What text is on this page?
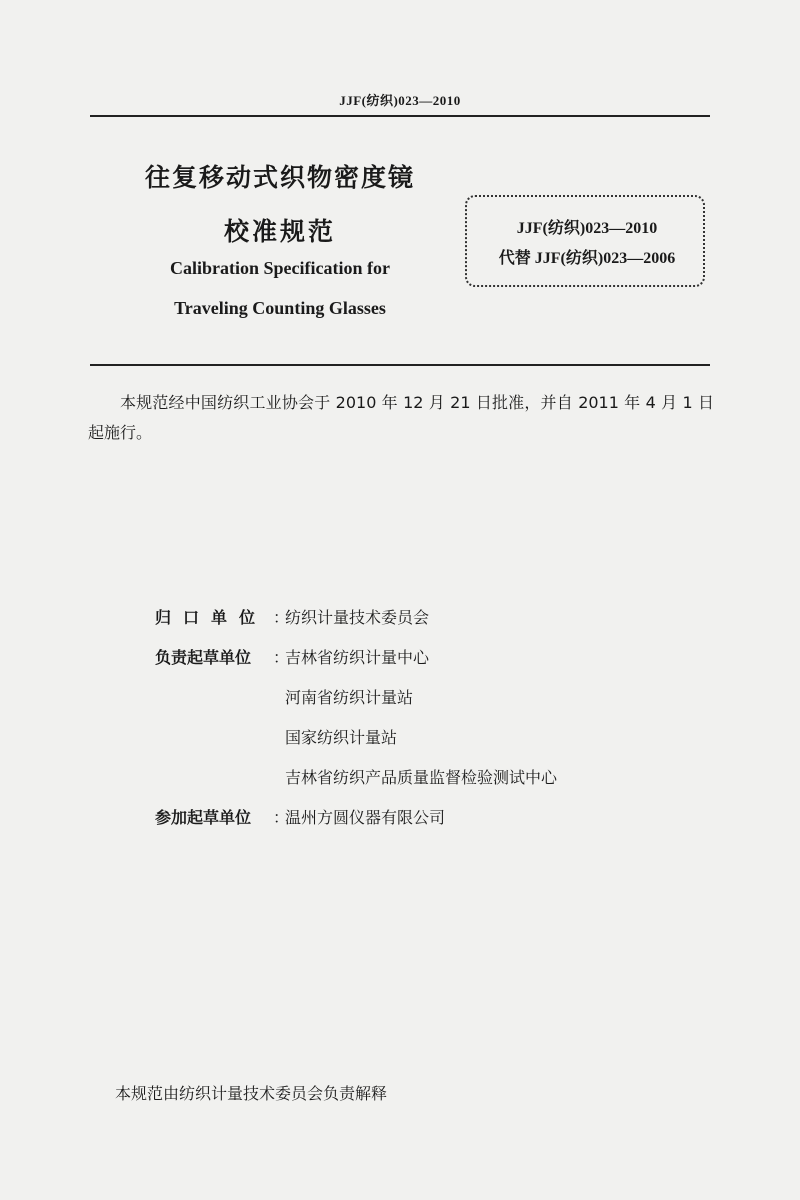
JJF(纺织)023—2010
往复移动式织物密度镜
校准规范
Calibration Specification for
Traveling Counting Glasses
JJF(纺织)023—2010
代替 JJF(纺织)023—2006
本规范经中国纺织工业协会于 2010 年 12 月 21 日批准，并自 2011 年 4 月 1 日起施行。
归口单位 ：
纺织计量技术委员会
负责起草单位	：
吉林省纺织计量中心
河南省纺织计量站
国家纺织计量站
吉林省纺织产品质量监督检验测试中心
参加起草单位	：
温州方圆仪器有限公司
本规范由纺织计量技术委员会负责解释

______

[Task requirements]
Write the listing out a second time exactly, dropping all images.

[Expected answer]
What text is on this page?
JJF(纺织)023—2010
往复移动式织物密度镜
校准规范
Calibration Specification for
Traveling Counting Glasses
JJF(纺织)023—2010
代替 JJF(纺织)023—2006
本规范经中国纺织工业协会于 2010 年 12 月 21 日批准，并自 2011 年 4 月 1 日起施行。
归口单位 ：
纺织计量技术委员会
负责起草单位	：
吉林省纺织计量中心
河南省纺织计量站
国家纺织计量站
吉林省纺织产品质量监督检验测试中心
参加起草单位	：
温州方圆仪器有限公司
本规范由纺织计量技术委员会负责解释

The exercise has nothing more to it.